Task instructions: Rewrite the rows below as a Markdown table with two columns, "No." and "Entry". Give each row a sequential number and its full text, and leave out any blank lines.

Collected data entries:
···
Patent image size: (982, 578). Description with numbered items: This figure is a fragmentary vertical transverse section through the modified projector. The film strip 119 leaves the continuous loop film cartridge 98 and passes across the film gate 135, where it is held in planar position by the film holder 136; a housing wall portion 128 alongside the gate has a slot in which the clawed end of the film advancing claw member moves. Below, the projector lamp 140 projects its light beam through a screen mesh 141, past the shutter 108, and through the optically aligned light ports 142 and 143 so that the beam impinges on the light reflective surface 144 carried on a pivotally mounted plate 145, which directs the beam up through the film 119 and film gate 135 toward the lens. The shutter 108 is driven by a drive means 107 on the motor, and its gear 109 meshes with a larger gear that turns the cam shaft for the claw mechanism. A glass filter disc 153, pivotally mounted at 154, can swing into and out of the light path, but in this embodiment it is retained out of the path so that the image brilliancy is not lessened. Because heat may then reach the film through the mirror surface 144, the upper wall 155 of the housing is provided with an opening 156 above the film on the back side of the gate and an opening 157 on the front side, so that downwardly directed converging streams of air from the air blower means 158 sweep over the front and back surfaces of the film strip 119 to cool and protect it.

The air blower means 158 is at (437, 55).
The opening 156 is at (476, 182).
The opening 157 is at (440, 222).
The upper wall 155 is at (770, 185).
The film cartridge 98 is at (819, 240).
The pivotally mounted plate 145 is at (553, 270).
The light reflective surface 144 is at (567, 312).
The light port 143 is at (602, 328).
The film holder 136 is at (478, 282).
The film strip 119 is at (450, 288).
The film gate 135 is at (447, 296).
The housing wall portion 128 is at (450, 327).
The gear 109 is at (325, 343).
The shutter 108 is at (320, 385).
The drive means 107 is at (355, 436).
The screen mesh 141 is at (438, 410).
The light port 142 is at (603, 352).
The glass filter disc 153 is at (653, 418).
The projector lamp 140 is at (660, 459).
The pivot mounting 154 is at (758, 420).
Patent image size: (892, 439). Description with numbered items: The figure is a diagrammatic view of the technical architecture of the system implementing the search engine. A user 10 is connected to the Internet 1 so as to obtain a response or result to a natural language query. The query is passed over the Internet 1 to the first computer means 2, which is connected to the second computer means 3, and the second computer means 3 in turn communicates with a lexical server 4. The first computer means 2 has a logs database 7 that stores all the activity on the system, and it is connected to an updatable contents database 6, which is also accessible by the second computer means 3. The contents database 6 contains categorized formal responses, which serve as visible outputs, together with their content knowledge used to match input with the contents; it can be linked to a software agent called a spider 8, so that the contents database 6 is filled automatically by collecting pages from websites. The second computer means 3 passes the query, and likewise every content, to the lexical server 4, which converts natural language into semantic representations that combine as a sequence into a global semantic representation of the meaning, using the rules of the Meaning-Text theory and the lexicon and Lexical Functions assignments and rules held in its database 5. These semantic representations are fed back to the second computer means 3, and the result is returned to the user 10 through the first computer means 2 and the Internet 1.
···
Output:
| No. | Entry |
|---|---|
| 1 | Patent image size: (982, 578). Description with numbered items: This figure is a fragmentary vertical transverse section through the modified projector. The film strip 119 leaves the continuous loop film cartridge 98 and passes across the film gate 135, where it is held in planar position by the film holder 136; a housing wall portion 128 alongside the gate has a slot in which the clawed end of the film advancing claw member moves. Below, the projector lamp 140 projects its light beam through a screen mesh 141, past the shutter 108, and through the optically aligned light ports 142 and 143 so that the beam impinges on the light reflective surface 144 carried on a pivotally mounted plate 145, which directs the beam up through the film 119 and film gate 135 toward the lens. The shutter 108 is driven by a drive means 107 on the motor, and its gear 109 meshes with a larger gear that turns the cam shaft for the claw mechanism. A glass filter disc 153, pivotally mounted at 154, can swing into and out of the light path, but in this embodiment it is retained out of the path so that the image brilliancy is not lessened. Because heat may then reach the film through the mirror surface 144, the upper wall 155 of the housing is provided with an opening 156 above the film on the back side of the gate and an opening 157 on the front side, so that downwardly directed converging streams of air from the air blower means 158 sweep over the front and back surfaces of the film strip 119 to cool and protect it. |
| 2 | The air blower means 158 is at (437, 55). |
| 3 | The opening 156 is at (476, 182). |
| 4 | The opening 157 is at (440, 222). |
| 5 | The upper wall 155 is at (770, 185). |
| 6 | The film cartridge 98 is at (819, 240). |
| 7 | The pivotally mounted plate 145 is at (553, 270). |
| 8 | The light reflective surface 144 is at (567, 312). |
| 9 | The light port 143 is at (602, 328). |
| 10 | The film holder 136 is at (478, 282). |
| 11 | The film strip 119 is at (450, 288). |
| 12 | The film gate 135 is at (447, 296). |
| 13 | The housing wall portion 128 is at (450, 327). |
| 14 | The gear 109 is at (325, 343). |
| 15 | The shutter 108 is at (320, 385). |
| 16 | The drive means 107 is at (355, 436). |
| 17 | The screen mesh 141 is at (438, 410). |
| 18 | The light port 142 is at (603, 352). |
| 19 | The glass filter disc 153 is at (653, 418). |
| 20 | The projector lamp 140 is at (660, 459). |
| 21 | The pivot mounting 154 is at (758, 420). |
| 22 | Patent image size: (892, 439). Description with numbered items: The figure is a diagrammatic view of the technical architecture of the system implementing the search engine. A user 10 is connected to the Internet 1 so as to obtain a response or result to a natural language query. The query is passed over the Internet 1 to the first computer means 2, which is connected to the second computer means 3, and the second computer means 3 in turn communicates with a lexical server 4. The first computer means 2 has a logs database 7 that stores all the activity on the system, and it is connected to an updatable contents database 6, which is also accessible by the second computer means 3. The contents database 6 contains categorized formal responses, which serve as visible outputs, together with their content knowledge used to match input with the contents; it can be linked to a software agent called a spider 8, so that the contents database 6 is filled automatically by collecting pages from websites. The second computer means 3 passes the query, and likewise every content, to the lexical server 4, which converts natural language into semantic representations that combine as a sequence into a global semantic representation of the meaning, using the rules of the Meaning-Text theory and the lexicon and Lexical Functions assignments and rules held in its database 5. These semantic representations are fed back to the second computer means 3, and the result is returned to the user 10 through the first computer means 2 and the Internet 1. |